WRITTEN INSTRUCTION: Copy every line of the data in which the word "JSON" occurs.

THE DATA:

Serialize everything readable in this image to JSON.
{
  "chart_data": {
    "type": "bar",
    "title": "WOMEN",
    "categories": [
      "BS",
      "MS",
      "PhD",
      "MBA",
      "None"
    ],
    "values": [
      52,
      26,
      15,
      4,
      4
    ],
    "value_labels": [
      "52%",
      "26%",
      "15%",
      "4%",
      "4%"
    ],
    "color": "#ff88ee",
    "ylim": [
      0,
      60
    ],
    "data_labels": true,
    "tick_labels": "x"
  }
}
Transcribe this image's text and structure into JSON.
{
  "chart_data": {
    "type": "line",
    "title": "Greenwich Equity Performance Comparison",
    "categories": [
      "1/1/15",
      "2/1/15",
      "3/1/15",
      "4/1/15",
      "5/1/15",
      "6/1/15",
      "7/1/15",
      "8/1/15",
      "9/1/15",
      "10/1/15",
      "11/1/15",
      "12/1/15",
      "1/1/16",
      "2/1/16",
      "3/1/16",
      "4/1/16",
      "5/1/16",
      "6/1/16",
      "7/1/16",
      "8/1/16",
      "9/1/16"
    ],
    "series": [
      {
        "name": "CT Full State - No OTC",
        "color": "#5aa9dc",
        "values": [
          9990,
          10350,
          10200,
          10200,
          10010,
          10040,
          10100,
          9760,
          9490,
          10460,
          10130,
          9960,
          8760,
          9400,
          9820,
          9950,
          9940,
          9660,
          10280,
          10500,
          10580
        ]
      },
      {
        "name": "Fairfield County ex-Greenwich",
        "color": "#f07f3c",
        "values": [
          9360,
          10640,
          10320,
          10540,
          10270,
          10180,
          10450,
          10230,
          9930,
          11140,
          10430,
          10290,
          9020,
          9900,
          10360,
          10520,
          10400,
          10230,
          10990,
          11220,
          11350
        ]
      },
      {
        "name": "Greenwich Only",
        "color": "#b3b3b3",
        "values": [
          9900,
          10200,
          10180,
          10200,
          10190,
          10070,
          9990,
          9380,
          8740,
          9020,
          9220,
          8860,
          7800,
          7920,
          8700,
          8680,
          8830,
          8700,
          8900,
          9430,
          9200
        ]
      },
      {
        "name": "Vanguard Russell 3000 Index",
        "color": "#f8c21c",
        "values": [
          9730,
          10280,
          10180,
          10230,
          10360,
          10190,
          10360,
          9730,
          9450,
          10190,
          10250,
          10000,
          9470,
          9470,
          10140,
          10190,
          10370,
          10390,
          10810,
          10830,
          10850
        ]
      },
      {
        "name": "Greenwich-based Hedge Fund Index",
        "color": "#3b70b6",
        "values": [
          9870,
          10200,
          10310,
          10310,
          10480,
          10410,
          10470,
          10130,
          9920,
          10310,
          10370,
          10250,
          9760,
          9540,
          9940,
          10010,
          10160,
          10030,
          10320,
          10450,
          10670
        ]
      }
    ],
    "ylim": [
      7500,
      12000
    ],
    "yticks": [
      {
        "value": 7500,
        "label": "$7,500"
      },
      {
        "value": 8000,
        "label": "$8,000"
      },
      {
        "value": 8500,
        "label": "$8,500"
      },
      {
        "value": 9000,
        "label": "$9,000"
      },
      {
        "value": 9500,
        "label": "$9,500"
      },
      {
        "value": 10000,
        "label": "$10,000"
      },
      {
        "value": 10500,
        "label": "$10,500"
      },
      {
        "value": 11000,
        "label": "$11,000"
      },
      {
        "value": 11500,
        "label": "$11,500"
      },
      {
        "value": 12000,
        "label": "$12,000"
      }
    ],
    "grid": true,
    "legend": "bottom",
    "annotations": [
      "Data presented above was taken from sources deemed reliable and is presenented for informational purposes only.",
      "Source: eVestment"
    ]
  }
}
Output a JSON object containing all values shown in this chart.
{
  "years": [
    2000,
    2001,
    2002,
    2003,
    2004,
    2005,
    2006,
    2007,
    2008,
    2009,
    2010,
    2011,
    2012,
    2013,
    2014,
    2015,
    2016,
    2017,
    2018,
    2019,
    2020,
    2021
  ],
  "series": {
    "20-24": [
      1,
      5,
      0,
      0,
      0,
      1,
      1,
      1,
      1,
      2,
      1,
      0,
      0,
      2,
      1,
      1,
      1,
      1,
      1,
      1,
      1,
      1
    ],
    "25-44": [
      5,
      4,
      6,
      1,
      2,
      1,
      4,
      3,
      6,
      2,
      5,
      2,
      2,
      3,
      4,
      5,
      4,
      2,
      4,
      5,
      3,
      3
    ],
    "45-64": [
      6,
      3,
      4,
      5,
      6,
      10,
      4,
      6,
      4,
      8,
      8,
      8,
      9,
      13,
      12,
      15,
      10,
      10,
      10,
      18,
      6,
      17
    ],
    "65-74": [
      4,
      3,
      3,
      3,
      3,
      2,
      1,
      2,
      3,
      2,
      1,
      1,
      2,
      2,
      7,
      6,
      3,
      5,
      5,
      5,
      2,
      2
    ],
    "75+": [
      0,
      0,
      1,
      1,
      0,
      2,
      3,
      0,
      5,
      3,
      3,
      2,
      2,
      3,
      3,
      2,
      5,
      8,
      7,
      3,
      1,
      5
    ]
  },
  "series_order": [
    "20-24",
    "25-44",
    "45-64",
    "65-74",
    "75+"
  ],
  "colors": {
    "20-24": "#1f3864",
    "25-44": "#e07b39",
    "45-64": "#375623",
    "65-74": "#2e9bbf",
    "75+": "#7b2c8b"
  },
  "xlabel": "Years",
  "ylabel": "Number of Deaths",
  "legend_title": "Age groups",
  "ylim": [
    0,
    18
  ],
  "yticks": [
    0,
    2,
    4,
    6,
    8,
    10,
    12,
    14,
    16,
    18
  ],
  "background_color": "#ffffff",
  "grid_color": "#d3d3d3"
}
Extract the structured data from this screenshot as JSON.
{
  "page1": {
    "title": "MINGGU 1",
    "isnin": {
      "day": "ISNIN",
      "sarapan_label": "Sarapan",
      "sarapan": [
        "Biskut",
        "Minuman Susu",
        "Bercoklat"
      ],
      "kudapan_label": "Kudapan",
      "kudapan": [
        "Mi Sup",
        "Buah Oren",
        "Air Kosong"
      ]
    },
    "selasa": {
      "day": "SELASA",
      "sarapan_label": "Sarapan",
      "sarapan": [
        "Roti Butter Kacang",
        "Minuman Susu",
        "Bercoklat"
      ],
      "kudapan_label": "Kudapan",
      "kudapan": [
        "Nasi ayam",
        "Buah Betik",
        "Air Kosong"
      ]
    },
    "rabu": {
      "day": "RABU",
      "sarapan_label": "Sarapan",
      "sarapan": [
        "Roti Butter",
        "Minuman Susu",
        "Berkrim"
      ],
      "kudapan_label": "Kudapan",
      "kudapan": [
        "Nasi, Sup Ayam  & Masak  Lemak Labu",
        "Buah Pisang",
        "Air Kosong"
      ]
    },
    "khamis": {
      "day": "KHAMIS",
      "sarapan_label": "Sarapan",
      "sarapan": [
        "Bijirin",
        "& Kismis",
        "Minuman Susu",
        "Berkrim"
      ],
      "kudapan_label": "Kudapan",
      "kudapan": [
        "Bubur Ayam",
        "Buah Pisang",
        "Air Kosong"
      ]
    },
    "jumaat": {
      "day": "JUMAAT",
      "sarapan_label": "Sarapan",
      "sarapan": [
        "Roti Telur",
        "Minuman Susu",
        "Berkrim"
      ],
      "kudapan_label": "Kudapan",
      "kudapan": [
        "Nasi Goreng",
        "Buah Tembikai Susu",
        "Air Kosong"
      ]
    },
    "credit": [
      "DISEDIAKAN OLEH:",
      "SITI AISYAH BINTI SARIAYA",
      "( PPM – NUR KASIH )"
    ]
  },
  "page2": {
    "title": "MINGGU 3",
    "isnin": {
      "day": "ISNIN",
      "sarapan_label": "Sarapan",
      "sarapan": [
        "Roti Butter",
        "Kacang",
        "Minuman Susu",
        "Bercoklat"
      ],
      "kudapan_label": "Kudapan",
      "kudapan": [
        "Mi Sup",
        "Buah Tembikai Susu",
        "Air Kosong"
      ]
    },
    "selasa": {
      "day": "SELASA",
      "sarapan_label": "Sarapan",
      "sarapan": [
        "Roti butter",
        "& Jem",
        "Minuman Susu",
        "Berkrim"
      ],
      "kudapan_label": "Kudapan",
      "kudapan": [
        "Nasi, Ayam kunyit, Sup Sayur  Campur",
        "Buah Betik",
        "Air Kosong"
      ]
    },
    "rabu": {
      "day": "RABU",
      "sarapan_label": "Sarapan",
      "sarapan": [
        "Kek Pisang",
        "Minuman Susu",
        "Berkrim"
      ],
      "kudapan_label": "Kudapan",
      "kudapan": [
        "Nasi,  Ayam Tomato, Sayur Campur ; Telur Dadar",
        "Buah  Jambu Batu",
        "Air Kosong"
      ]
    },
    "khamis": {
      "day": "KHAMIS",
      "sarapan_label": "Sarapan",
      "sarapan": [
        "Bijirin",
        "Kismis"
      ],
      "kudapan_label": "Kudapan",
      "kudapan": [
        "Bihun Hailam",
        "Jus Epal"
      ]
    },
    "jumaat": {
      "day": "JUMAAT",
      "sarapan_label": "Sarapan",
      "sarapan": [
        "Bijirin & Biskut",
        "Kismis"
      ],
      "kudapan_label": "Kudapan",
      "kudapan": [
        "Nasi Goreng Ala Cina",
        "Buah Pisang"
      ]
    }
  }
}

ANSWER TO THE PROBLEM:
Serialize everything readable in this image to JSON.
Transcribe this image's text and structure into JSON.
Output a JSON object containing all values shown in this chart.
Extract the structured data from this screenshot as JSON.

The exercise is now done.